WRITTEN INSTRUCTION >>
Report every line from the material that contains the word "även".

STORED RECORDS >>
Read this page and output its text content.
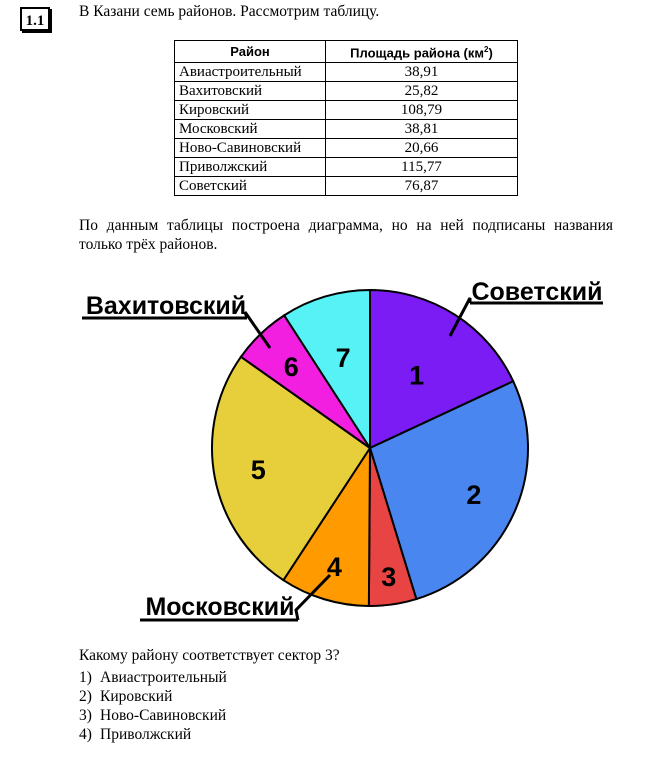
1.1
В Казани семь районов. Рассмотрим таблицу.
Район	Площадь района $(км^2)$
Авиастроительный	38,91
Вахитовский	25,82
Кировский	108,79
Московский	38,81
Ново-Савиновский	20,66
Приволжский	115,77
Советский	76,87
По данным таблицы построена диаграмма, но на ней подписаны названия только трёх районов.
1
2
3
4
5
6 7
Советский
Вахитовский
Московский
Какому району соответствует сектор 3?
1) Авиастроительный
2) Кировский
3) Ново-Савиновский
4) Приволжский
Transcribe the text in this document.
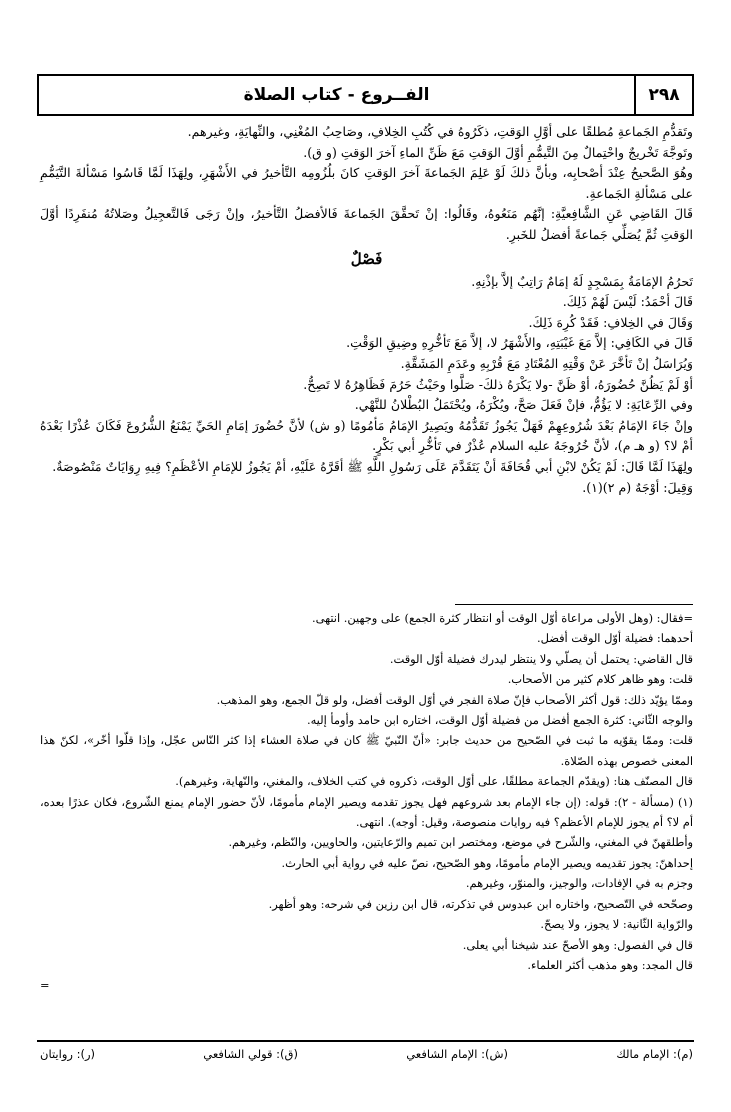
٢٩٨
الفــروع - كتاب الصلاة

وتَقدُّمِ الجَماعةِ مُطلقًا على أوَّلِ الوَقتِ، ذكَرُوهُ في كُتُبِ الخِلافِ، وصَاحِبُ المُغْنِي، والنِّهايَةِ، وغيرهم.

وتَوجَّهَ تَخْريجٌ واحْتِمالٌ مِنَ التَّيمُّمِ أوَّلَ الوَقتِ مَعَ ظَنِّ الماءِ آخرَ الوَقتِ (و ق).

وهُوَ الصَّحيحُ عِنْدَ أصْحابِه، وبأنَّ ذلكَ لَوْ عَلِمَ الجَماعةَ آخرَ الوَقتِ كانَ بلُزُومِه التَّأخيرُ في الأَشْهَرِ، ولِهَذَا لَمَّا قَاسُوا مَسْألةَ التَّيَمُّمِ على مَسْألةِ الجَماعةِ.

قَالَ القَاضِي عَنِ الشَّافِعيَّةِ: إنَّهُم مَنَعُوهُ، وقَالُوا: إنْ تَحقَّقَ الجَماعةَ فَالأفضلُ التَّأخيرُ، وإنْ رَجَى فَالتَّعجِيلُ وصَلاتُهُ مُنفَرِدًا أوَّلَ الوَقتِ ثُمَّ يُصَلِّي جَماعةً أفضلُ للخَبرِ.

فَصْلٌ

تَحرُمُ الإمَامَةُ بِمَسْجِدٍ لَهُ إمَامٌ رَاتِبٌ إلاَّ بإذْنِهِ.

قَالَ أحْمَدُ: لَيْسَ لَهُمْ ذَلِكَ.

وَقَالَ في الخِلافِ: فَقَدْ كُرِهَ ذَلِكَ.

قَالَ في الكَافِي: إلاَّ مَعَ غَيْبَتِهِ، والأَشْهَرُ لا، إلاَّ مَعَ تَأخُّرِهِ وضِيقِ الوَقْتِ.

وَيُرَاسَلُ إنْ تَأخَّرَ عَنْ وَقْتِهِ المُعْتَادِ مَعَ قُرْبِهِ وعَدَمِ المَشَقَّةِ.

أوْ لَمْ يَظُنَّ حُضُورَهُ، أوْ ظَنَّ -ولا يَكْرَهُ ذلكَ- صَلَّوا وحَيْثُ حَرُمَ فَظَاهِرُهُ لا تَصِحُّ.

وفي الرِّعَايَةِ: لا يَؤُمُّ، فإنْ فَعَلَ صَحَّ، ويُكْرَهُ، ويُحْتَمَلُ البُطْلانُ للنَّهْي.

وإنْ جَاءَ الإمَامُ بَعْدَ شُرُوعِهِمْ فَهَلْ يَجُوزُ تَقَدُّمُهُ ويَصِيرُ الإمَامُ مَأمُومًا (و ش) لأنَّ حُضُورَ إمَامِ الحَيِّ يَمْنَعُ الشُّرُوعَ فَكَانَ عُذْرًا بَعْدَهُ أمْ لا؟ (و هـ م)، لأنَّ خُرُوجَهُ عليه السلام عُذْرٌ في تَأخُّرِ أبي بَكْرٍ.

ولِهَذَا لَمَّا قَالَ: لَمْ يَكُنْ لابْنِ أبي قُحَافَةَ أنْ يَتَقَدَّمَ عَلَى رَسُولِ اللَّهِ ﷺ أقَرَّهُ عَلَيْهِ، أمْ يَجُوزُ للإمَامِ الأعْظَمِ؟ فِيهِ رِوَايَاتٌ مَنْصُوصَةٌ.

وَقِيلَ: أوْجَهٌ (م ٢)(١).

=فقال: (وهل الأولى مراعاة أوّل الوقت أو انتظار كثرة الجمع) على وجهين. انتهى.

أحدهما: فضيلة أوّل الوقت أفضل.

قال القاضي: يحتمل أن يصلّي ولا ينتظر ليدرك فضيلة أوّل الوقت.

قلت: وهو ظاهر كلام كثير من الأصحاب.

وممّا يؤيّد ذلك: قول أكثر الأصحاب فإنّ صلاة الفجر في أوّل الوقت أفضل، ولو قلّ الجمع، وهو المذهب.

والوجه الثّاني: كثرة الجمع أفضل من فضيلة أوّل الوقت، اختاره ابن حامد وأومأ إليه.

قلت: وممّا يقوّيه ما ثبت في الصّحيح من حديث جابر: «أنّ النّبيّ ﷺ كان في صلاة العشاء إذا كثر النّاس عجّل، وإذا قلّوا أخّر»، لكنّ هذا المعنى خصوص بهذه الصّلاة.

قال المصنّف هنا: (ويقدّم الجماعة مطلقًا، على أوّل الوقت، ذكروه في كتب الخلاف، والمغني، والنّهاية، وغيرهم).

(١) (مسألة - ٢): قوله: (إن جاء الإمام بعد شروعهم فهل يجوز تقدمه ويصير الإمام مأمومًا، لأنّ حضور الإمام يمنع الشّروع، فكان عذرًا بعده، أم لا؟ أم يجوز للإمام الأعظم؟ فيه روايات منصوصة، وقيل: أوجه). انتهى.

وأطلقهنّ في المغني، والشّرح في موضع، ومختصر ابن تميم والرّعايتين، والحاويين، والنّظم، وغيرهم.

إحداهنّ: يجوز تقديمه ويصير الإمام مأمومًا، وهو الصّحيح، نصّ عليه في رواية أبي الحارث.

وجزم به في الإفادات، والوجيز، والمنوّر، وغيرهم.

وصحّحه في التّصحيح، واختاره ابن عبدوس في تذكرته، قال ابن رزين في شرحه: وهو أظهر.

والرّواية الثّانية: لا يجوز، ولا يصحّ.

قال في الفصول: وهو الأصحّ عند شيخنا أبي يعلى.

قال المجد: وهو مذهب أكثر العلماء.

=

(م): الإمام مالك
(ش): الإمام الشافعي
(ق): قولي الشافعي
(ر): روايتان
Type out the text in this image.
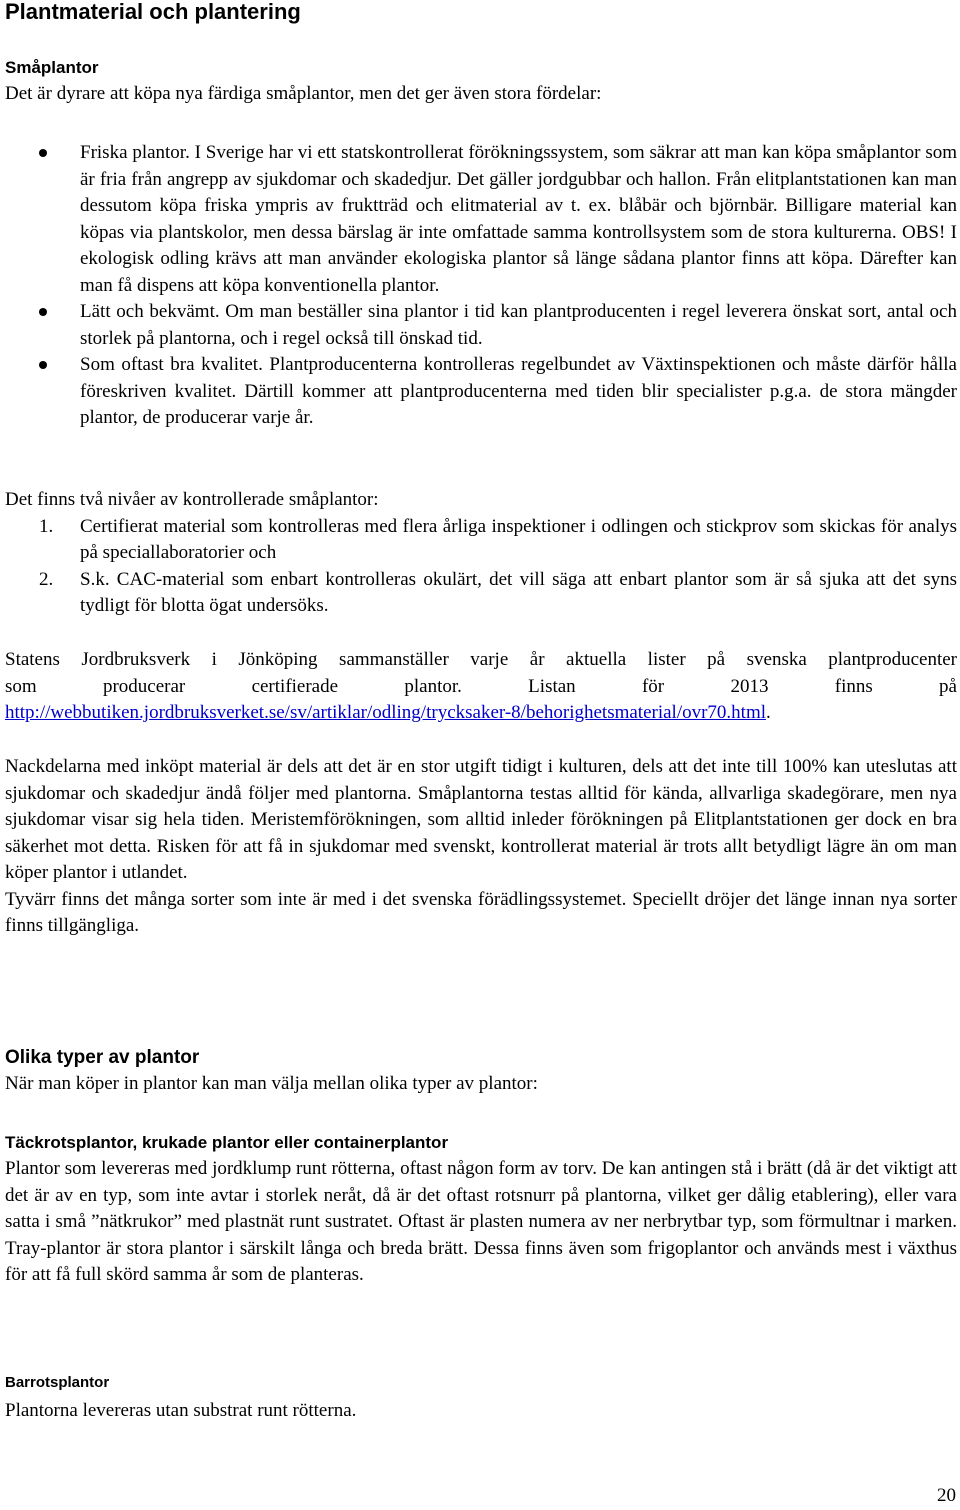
Plantmaterial och plantering
Småplantor

Det är dyrare att köpa nya färdiga småplantor, men det ger även stora fördelar:

Friska plantor. I Sverige har vi ett statskontrollerat förökningssystem, som säkrar att man kan köpa småplantor som är fria från angrepp av sjukdomar och skadedjur. Det gäller jordgubbar och hallon. Från elitplantstationen kan man dessutom köpa friska ympris av fruktträd och elitmaterial av t. ex. blåbär och björnbär. Billigare material kan köpas via plantskolor, men dessa bärslag är inte omfattade samma kontrollsystem som de stora kulturerna. OBS! I ekologisk odling krävs att man använder ekologiska plantor så länge sådana plantor finns att köpa. Därefter kan man få dispens att köpa konventionella plantor.
Lätt och bekvämt. Om man beställer sina plantor i tid kan plantproducenten i regel leverera önskat sort, antal och storlek på plantorna, och i regel också till önskad tid.
Som oftast bra kvalitet. Plantproducenterna kontrolleras regelbundet av Växtinspektionen och måste därför hålla föreskriven kvalitet. Därtill kommer att plantproducenterna med tiden blir specialister p.g.a. de stora mängder plantor, de producerar varje år.

Det finns två nivåer av kontrollerade småplantor:

1. Certifierat material som kontrolleras med flera årliga inspektioner i odlingen och stickprov som skickas för analys på speciallaboratorier och
2. S.k. CAC-material som enbart kontrolleras okulärt, det vill säga att enbart plantor som är så sjuka att det syns tydligt för blotta ögat undersöks.

Statens Jordbruksverk i Jönköping sammanställer varje år aktuella lister på svenska plantproducenter

som producerar certifierade plantor. Listan för 2013 finns på

http://webbutiken.jordbruksverket.se/sv/artiklar/odling/trycksaker-8/behorighetsmaterial/ovr70.html.

Nackdelarna med inköpt material är dels att det är en stor utgift tidigt i kulturen, dels att det inte till 100% kan uteslutas att sjukdomar och skadedjur ändå följer med plantorna. Småplantorna testas alltid för kända, allvarliga skadegörare, men nya sjukdomar visar sig hela tiden. Meristemförökningen, som alltid inleder förökningen på Elitplantstationen ger dock en bra säkerhet mot detta. Risken för att få in sjukdomar med svenskt, kontrollerat material är trots allt betydligt lägre än om man köper plantor i utlandet.

Tyvärr finns det många sorter som inte är med i det svenska förädlingssystemet. Speciellt dröjer det länge innan nya sorter finns tillgängliga.

Olika typer av plantor

När man köper in plantor kan man välja mellan olika typer av plantor:

Täckrotsplantor, krukade plantor eller containerplantor

Plantor som levereras med jordklump runt rötterna, oftast någon form av torv. De kan antingen stå i brätt (då är det viktigt att det är av en typ, som inte avtar i storlek neråt, då är det oftast rotsnurr på plantorna, vilket ger dålig etablering), eller vara satta i små ”nätkrukor” med plastnät runt sustratet. Oftast är plasten numera av ner nerbrytbar typ, som förmultnar i marken. Tray-plantor är stora plantor i särskilt långa och breda brätt. Dessa finns även som frigoplantor och används mest i växthus för att få full skörd samma år som de planteras.

Barrotsplantor

Plantorna levereras utan substrat runt rötterna.

20
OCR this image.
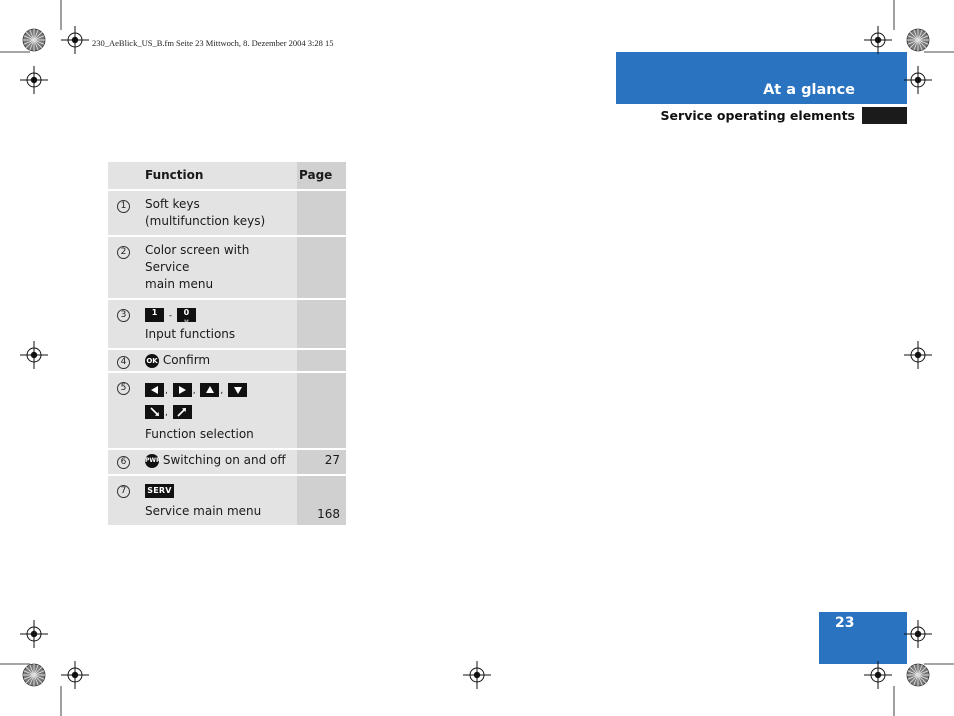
230_AeBlick_US_B.fm Seite 23 Mittwoch, 8. Dezember 2004 3:28 15
At a glance
Service operating elements
23
	Function	Page
1	Soft keys
(multifunction keys)	
2	Color screen with Service
main menu	
3	1 - 0
␣
Input functions	

4	OK Confirm	
5	, , ,
,
Function selection	

6	PWR Switching on and off	27
7	SERV
Service main menu	168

WRITTEN RESPONSE >>
Det är dyrare att köpa nya färdiga småplantor, men det ger även stora fördelar:
Plantor som levereras med jordklump runt rötterna, oftast någon form av torv. De kan antingen stå i brätt (då är det viktigt att det är av en typ, som inte avtar i storlek neråt, då är det oftast rotsnurr på plantorna, vilket ger dålig etablering), eller vara satta i små ”nätkrukor” med plastnät runt sustratet. Oftast är plasten numera av ner nerbrytbar typ, som förmultnar i marken. Tray-plantor är stora plantor i särskilt långa och breda brätt. Dessa finns även som frigoplantor och används mest i växthus för att få full skörd samma år som de planteras.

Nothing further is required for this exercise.